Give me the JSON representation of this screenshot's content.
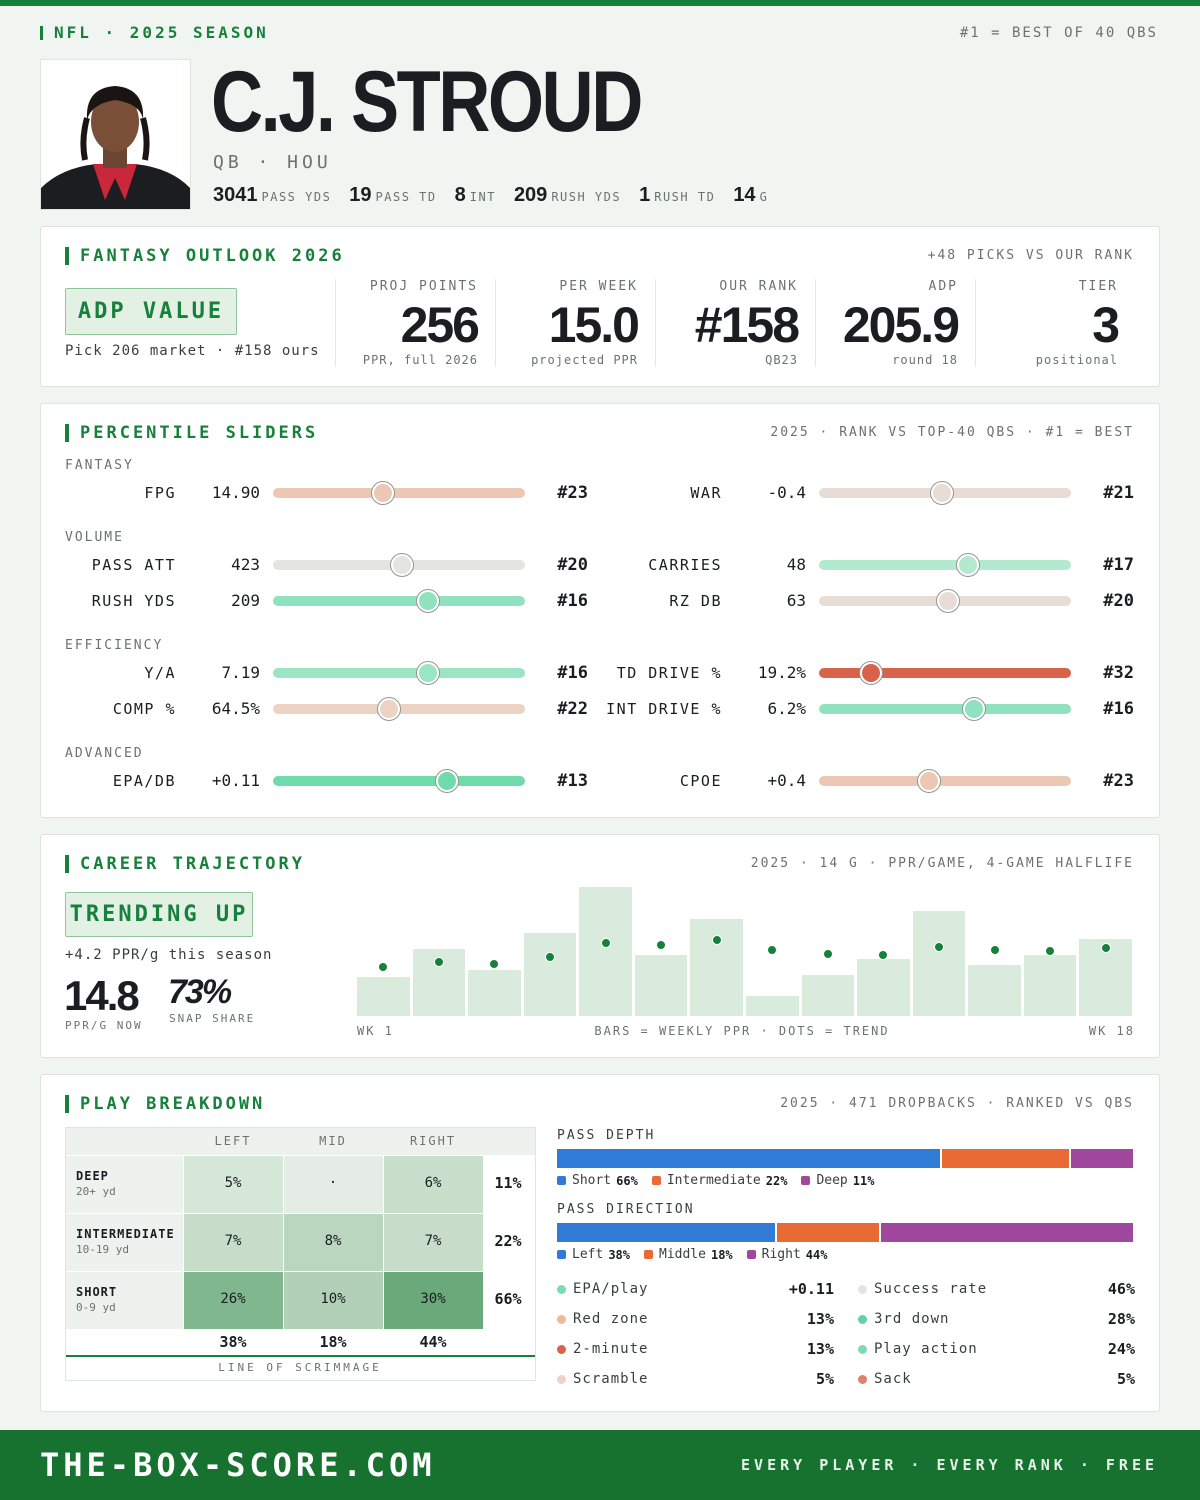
{
  "header": {
    "league": "NFL · 2025 SEASON",
    "note": "#1 = BEST OF 40 QBS",
    "name": "C.J. STROUD",
    "position": "QB · HOU",
    "stats": [
      {
        "value": "3041",
        "label": "PASS YDS"
      },
      {
        "value": "19",
        "label": "PASS TD"
      },
      {
        "value": "8",
        "label": "INT"
      },
      {
        "value": "209",
        "label": "RUSH YDS"
      },
      {
        "value": "1",
        "label": "RUSH TD"
      },
      {
        "value": "14",
        "label": "G"
      }
    ]
  },
  "outlook": {
    "title": "FANTASY OUTLOOK 2026",
    "note": "+48 PICKS VS OUR RANK",
    "badge": "ADP VALUE",
    "badge_note": "Pick 206 market · #158 ours",
    "metrics": [
      {
        "label": "PROJ POINTS",
        "value": "256",
        "sub": "PPR, full 2026"
      },
      {
        "label": "PER WEEK",
        "value": "15.0",
        "sub": "projected PPR"
      },
      {
        "label": "OUR RANK",
        "value": "#158",
        "sub": "QB23"
      },
      {
        "label": "ADP",
        "value": "205.9",
        "sub": "round 18"
      },
      {
        "label": "TIER",
        "value": "3",
        "sub": "positional"
      }
    ]
  },
  "percentiles": {
    "title": "PERCENTILE SLIDERS",
    "note": "2025 · RANK VS TOP-40 QBS · #1 = BEST",
    "rank_lim": [
      40,
      1
    ],
    "groups": [
      {
        "name": "FANTASY",
        "rows": [
          {
            "label": "FPG",
            "value": "14.90",
            "rank": {
              "value": 23,
              "label": "#23"
            },
            "color": "#ecc8b4"
          },
          {
            "label": "WAR",
            "value": "-0.4",
            "rank": {
              "value": 21,
              "label": "#21"
            },
            "color": "#e8ddd6"
          }
        ]
      },
      {
        "name": "VOLUME",
        "rows": [
          {
            "label": "PASS ATT",
            "value": "423",
            "rank": {
              "value": 20,
              "label": "#20"
            },
            "color": "#e4e5e0"
          },
          {
            "label": "CARRIES",
            "value": "48",
            "rank": {
              "value": 17,
              "label": "#17"
            },
            "color": "#b2e9cf"
          },
          {
            "label": "RUSH YDS",
            "value": "209",
            "rank": {
              "value": 16,
              "label": "#16"
            },
            "color": "#8fe2bd"
          },
          {
            "label": "RZ DB",
            "value": "63",
            "rank": {
              "value": 20,
              "label": "#20"
            },
            "color": "#e8ddd6"
          }
        ]
      },
      {
        "name": "EFFICIENCY",
        "rows": [
          {
            "label": "Y/A",
            "value": "7.19",
            "rank": {
              "value": 16,
              "label": "#16"
            },
            "color": "#9ae5c3"
          },
          {
            "label": "TD DRIVE %",
            "value": "19.2%",
            "rank": {
              "value": 32,
              "label": "#32"
            },
            "color": "#d9634a"
          },
          {
            "label": "COMP %",
            "value": "64.5%",
            "rank": {
              "value": 22,
              "label": "#22"
            },
            "color": "#ecd3c4"
          },
          {
            "label": "INT DRIVE %",
            "value": "6.2%",
            "rank": {
              "value": 16,
              "label": "#16"
            },
            "color": "#8fe2bd"
          }
        ]
      },
      {
        "name": "ADVANCED",
        "rows": [
          {
            "label": "EPA/DB",
            "value": "+0.11",
            "rank": {
              "value": 13,
              "label": "#13"
            },
            "color": "#6fdbaa"
          },
          {
            "label": "CPOE",
            "value": "+0.4",
            "rank": {
              "value": 23,
              "label": "#23"
            },
            "color": "#ecc8b4"
          }
        ]
      }
    ]
  },
  "trajectory": {
    "title": "CAREER TRAJECTORY",
    "note": "2025 · 14 G · PPR/GAME, 4-GAME HALFLIFE",
    "badge": "TRENDING UP",
    "badge_note": "+4.2 PPR/g this season",
    "stat_now": {
      "value": "14.8",
      "label": "PPR/G NOW"
    },
    "stat_snap": {
      "value": "73%",
      "label": "SNAP SHARE"
    },
    "chart": {
      "type": "bar",
      "ylim": [
        0,
        30
      ],
      "weekly_ppr": [
        8.5,
        14.6,
        10.0,
        18.1,
        28.1,
        13.3,
        21.1,
        4.4,
        8.9,
        12.4,
        22.9,
        11.1,
        13.3,
        16.8
      ],
      "trend": [
        10.7,
        11.8,
        11.3,
        12.9,
        15.9,
        15.5,
        16.6,
        14.4,
        13.5,
        13.3,
        15.0,
        14.4,
        14.2,
        14.8
      ],
      "bar_color": "#d8ebdd",
      "dot_color": "#17803a",
      "x_start": "WK 1",
      "x_note": "BARS = WEEKLY PPR · DOTS = TREND",
      "x_end": "WK 18"
    }
  },
  "breakdown": {
    "title": "PLAY BREAKDOWN",
    "note": "2025 · 471 DROPBACKS · RANKED VS QBS",
    "grid": {
      "columns": [
        "LEFT",
        "MID",
        "RIGHT"
      ],
      "rows": [
        {
          "name": "DEEP",
          "range": "20+ yd",
          "cells": [
            "5%",
            "·",
            "6%"
          ],
          "colors": [
            "#d6e8d8",
            "#e4ece5",
            "#c9dfcc"
          ],
          "total": "11%"
        },
        {
          "name": "INTERMEDIATE",
          "range": "10-19 yd",
          "cells": [
            "7%",
            "8%",
            "7%"
          ],
          "colors": [
            "#c7ddca",
            "#bad6bf",
            "#c7ddca"
          ],
          "total": "22%"
        },
        {
          "name": "SHORT",
          "range": "0-9 yd",
          "cells": [
            "26%",
            "10%",
            "30%"
          ],
          "colors": [
            "#81b78e",
            "#b2d0b8",
            "#6ba97b"
          ],
          "total": "66%"
        }
      ],
      "totals": [
        "38%",
        "18%",
        "44%"
      ],
      "footer": "LINE OF SCRIMMAGE"
    },
    "depth": {
      "title": "PASS DEPTH",
      "segments": [
        {
          "name": "Short",
          "value": 66,
          "label": "66%",
          "color": "#2f7bd6"
        },
        {
          "name": "Intermediate",
          "value": 22,
          "label": "22%",
          "color": "#e86a35"
        },
        {
          "name": "Deep",
          "value": 11,
          "label": "11%",
          "color": "#a0479e"
        }
      ]
    },
    "direction": {
      "title": "PASS DIRECTION",
      "segments": [
        {
          "name": "Left",
          "value": 38,
          "label": "38%",
          "color": "#2f7bd6"
        },
        {
          "name": "Middle",
          "value": 18,
          "label": "18%",
          "color": "#e86a35"
        },
        {
          "name": "Right",
          "value": 44,
          "label": "44%",
          "color": "#a0479e"
        }
      ]
    },
    "stats": [
      {
        "label": "EPA/play",
        "value": "+0.11",
        "color": "#7ddbb0"
      },
      {
        "label": "Success rate",
        "value": "46%",
        "color": "#dfe8df"
      },
      {
        "label": "Red zone",
        "value": "13%",
        "color": "#eeb89a"
      },
      {
        "label": "3rd down",
        "value": "28%",
        "color": "#5fd3a3"
      },
      {
        "label": "2-minute",
        "value": "13%",
        "color": "#d9634a"
      },
      {
        "label": "Play action",
        "value": "24%",
        "color": "#7ddbb0"
      },
      {
        "label": "Scramble",
        "value": "5%",
        "color": "#ecd3c4"
      },
      {
        "label": "Sack",
        "value": "5%",
        "color": "#e0806a"
      }
    ]
  },
  "footer": {
    "site": "THE-BOX-SCORE.COM",
    "tagline": "EVERY PLAYER · EVERY RANK · FREE"
  }
}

The request: Reproduce the full listing faithfully, but do not carry over any pictures.

Result:
Give me the JSON representation of this screenshot's content.
{
  "header": {
    "league": "NFL · 2025 SEASON",
    "note": "#1 = BEST OF 40 QBS",
    "name": "C.J. STROUD",
    "position": "QB · HOU",
    "stats": [
      {
        "value": "3041",
        "label": "PASS YDS"
      },
      {
        "value": "19",
        "label": "PASS TD"
      },
      {
        "value": "8",
        "label": "INT"
      },
      {
        "value": "209",
        "label": "RUSH YDS"
      },
      {
        "value": "1",
        "label": "RUSH TD"
      },
      {
        "value": "14",
        "label": "G"
      }
    ]
  },
  "outlook": {
    "title": "FANTASY OUTLOOK 2026",
    "note": "+48 PICKS VS OUR RANK",
    "badge": "ADP VALUE",
    "badge_note": "Pick 206 market · #158 ours",
    "metrics": [
      {
        "label": "PROJ POINTS",
        "value": "256",
        "sub": "PPR, full 2026"
      },
      {
        "label": "PER WEEK",
        "value": "15.0",
        "sub": "projected PPR"
      },
      {
        "label": "OUR RANK",
        "value": "#158",
        "sub": "QB23"
      },
      {
        "label": "ADP",
        "value": "205.9",
        "sub": "round 18"
      },
      {
        "label": "TIER",
        "value": "3",
        "sub": "positional"
      }
    ]
  },
  "percentiles": {
    "title": "PERCENTILE SLIDERS",
    "note": "2025 · RANK VS TOP-40 QBS · #1 = BEST",
    "rank_lim": [
      40,
      1
    ],
    "groups": [
      {
        "name": "FANTASY",
        "rows": [
          {
            "label": "FPG",
            "value": "14.90",
            "rank": {
              "value": 23,
              "label": "#23"
            },
            "color": "#ecc8b4"
          },
          {
            "label": "WAR",
            "value": "-0.4",
            "rank": {
              "value": 21,
              "label": "#21"
            },
            "color": "#e8ddd6"
          }
        ]
      },
      {
        "name": "VOLUME",
        "rows": [
          {
            "label": "PASS ATT",
            "value": "423",
            "rank": {
              "value": 20,
              "label": "#20"
            },
            "color": "#e4e5e0"
          },
          {
            "label": "CARRIES",
            "value": "48",
            "rank": {
              "value": 17,
              "label": "#17"
            },
            "color": "#b2e9cf"
          },
          {
            "label": "RUSH YDS",
            "value": "209",
            "rank": {
              "value": 16,
              "label": "#16"
            },
            "color": "#8fe2bd"
          },
          {
            "label": "RZ DB",
            "value": "63",
            "rank": {
              "value": 20,
              "label": "#20"
            },
            "color": "#e8ddd6"
          }
        ]
      },
      {
        "name": "EFFICIENCY",
        "rows": [
          {
            "label": "Y/A",
            "value": "7.19",
            "rank": {
              "value": 16,
              "label": "#16"
            },
            "color": "#9ae5c3"
          },
          {
            "label": "TD DRIVE %",
            "value": "19.2%",
            "rank": {
              "value": 32,
              "label": "#32"
            },
            "color": "#d9634a"
          },
          {
            "label": "COMP %",
            "value": "64.5%",
            "rank": {
              "value": 22,
              "label": "#22"
            },
            "color": "#ecd3c4"
          },
          {
            "label": "INT DRIVE %",
            "value": "6.2%",
            "rank": {
              "value": 16,
              "label": "#16"
            },
            "color": "#8fe2bd"
          }
        ]
      },
      {
        "name": "ADVANCED",
        "rows": [
          {
            "label": "EPA/DB",
            "value": "+0.11",
            "rank": {
              "value": 13,
              "label": "#13"
            },
            "color": "#6fdbaa"
          },
          {
            "label": "CPOE",
            "value": "+0.4",
            "rank": {
              "value": 23,
              "label": "#23"
            },
            "color": "#ecc8b4"
          }
        ]
      }
    ]
  },
  "trajectory": {
    "title": "CAREER TRAJECTORY",
    "note": "2025 · 14 G · PPR/GAME, 4-GAME HALFLIFE",
    "badge": "TRENDING UP",
    "badge_note": "+4.2 PPR/g this season",
    "stat_now": {
      "value": "14.8",
      "label": "PPR/G NOW"
    },
    "stat_snap": {
      "value": "73%",
      "label": "SNAP SHARE"
    },
    "chart": {
      "type": "bar",
      "ylim": [
        0,
        30
      ],
      "weekly_ppr": [
        8.5,
        14.6,
        10.0,
        18.1,
        28.1,
        13.3,
        21.1,
        4.4,
        8.9,
        12.4,
        22.9,
        11.1,
        13.3,
        16.8
      ],
      "trend": [
        10.7,
        11.8,
        11.3,
        12.9,
        15.9,
        15.5,
        16.6,
        14.4,
        13.5,
        13.3,
        15.0,
        14.4,
        14.2,
        14.8
      ],
      "bar_color": "#d8ebdd",
      "dot_color": "#17803a",
      "x_start": "WK 1",
      "x_note": "BARS = WEEKLY PPR · DOTS = TREND",
      "x_end": "WK 18"
    }
  },
  "breakdown": {
    "title": "PLAY BREAKDOWN",
    "note": "2025 · 471 DROPBACKS · RANKED VS QBS",
    "grid": {
      "columns": [
        "LEFT",
        "MID",
        "RIGHT"
      ],
      "rows": [
        {
          "name": "DEEP",
          "range": "20+ yd",
          "cells": [
            "5%",
            "·",
            "6%"
          ],
          "colors": [
            "#d6e8d8",
            "#e4ece5",
            "#c9dfcc"
          ],
          "total": "11%"
        },
        {
          "name": "INTERMEDIATE",
          "range": "10-19 yd",
          "cells": [
            "7%",
            "8%",
            "7%"
          ],
          "colors": [
            "#c7ddca",
            "#bad6bf",
            "#c7ddca"
          ],
          "total": "22%"
        },
        {
          "name": "SHORT",
          "range": "0-9 yd",
          "cells": [
            "26%",
            "10%",
            "30%"
          ],
          "colors": [
            "#81b78e",
            "#b2d0b8",
            "#6ba97b"
          ],
          "total": "66%"
        }
      ],
      "totals": [
        "38%",
        "18%",
        "44%"
      ],
      "footer": "LINE OF SCRIMMAGE"
    },
    "depth": {
      "title": "PASS DEPTH",
      "segments": [
        {
          "name": "Short",
          "value": 66,
          "label": "66%",
          "color": "#2f7bd6"
        },
        {
          "name": "Intermediate",
          "value": 22,
          "label": "22%",
          "color": "#e86a35"
        },
        {
          "name": "Deep",
          "value": 11,
          "label": "11%",
          "color": "#a0479e"
        }
      ]
    },
    "direction": {
      "title": "PASS DIRECTION",
      "segments": [
        {
          "name": "Left",
          "value": 38,
          "label": "38%",
          "color": "#2f7bd6"
        },
        {
          "name": "Middle",
          "value": 18,
          "label": "18%",
          "color": "#e86a35"
        },
        {
          "name": "Right",
          "value": 44,
          "label": "44%",
          "color": "#a0479e"
        }
      ]
    },
    "stats": [
      {
        "label": "EPA/play",
        "value": "+0.11",
        "color": "#7ddbb0"
      },
      {
        "label": "Success rate",
        "value": "46%",
        "color": "#dfe8df"
      },
      {
        "label": "Red zone",
        "value": "13%",
        "color": "#eeb89a"
      },
      {
        "label": "3rd down",
        "value": "28%",
        "color": "#5fd3a3"
      },
      {
        "label": "2-minute",
        "value": "13%",
        "color": "#d9634a"
      },
      {
        "label": "Play action",
        "value": "24%",
        "color": "#7ddbb0"
      },
      {
        "label": "Scramble",
        "value": "5%",
        "color": "#ecd3c4"
      },
      {
        "label": "Sack",
        "value": "5%",
        "color": "#e0806a"
      }
    ]
  },
  "footer": {
    "site": "THE-BOX-SCORE.COM",
    "tagline": "EVERY PLAYER · EVERY RANK · FREE"
  }
}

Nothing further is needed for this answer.